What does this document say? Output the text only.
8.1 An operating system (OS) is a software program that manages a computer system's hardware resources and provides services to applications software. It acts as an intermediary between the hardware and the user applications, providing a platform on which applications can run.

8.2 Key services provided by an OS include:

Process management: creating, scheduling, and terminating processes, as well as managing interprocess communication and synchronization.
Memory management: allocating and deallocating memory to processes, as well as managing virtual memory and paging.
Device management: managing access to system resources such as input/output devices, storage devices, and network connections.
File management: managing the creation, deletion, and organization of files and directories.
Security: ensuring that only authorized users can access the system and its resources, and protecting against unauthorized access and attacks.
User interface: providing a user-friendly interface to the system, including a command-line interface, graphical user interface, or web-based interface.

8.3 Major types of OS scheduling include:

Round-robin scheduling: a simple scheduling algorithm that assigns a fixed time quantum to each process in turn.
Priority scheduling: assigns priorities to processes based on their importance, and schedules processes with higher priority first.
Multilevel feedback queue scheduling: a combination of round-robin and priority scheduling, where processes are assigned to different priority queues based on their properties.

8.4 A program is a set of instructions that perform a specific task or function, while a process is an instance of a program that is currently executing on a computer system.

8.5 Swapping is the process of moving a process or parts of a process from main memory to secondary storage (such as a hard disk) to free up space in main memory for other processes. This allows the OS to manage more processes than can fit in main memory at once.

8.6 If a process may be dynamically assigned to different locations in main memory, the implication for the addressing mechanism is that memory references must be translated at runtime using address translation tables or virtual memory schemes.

#### [Task instructions]
Pull out every line of the records above that contains the word "assigns".

#### [Output]
Round-robin scheduling: a simple scheduling algorithm that assigns a fixed time quantum to each process in turn.
Priority scheduling: assigns priorities to processes based on their importance, and schedules processes with higher priority first.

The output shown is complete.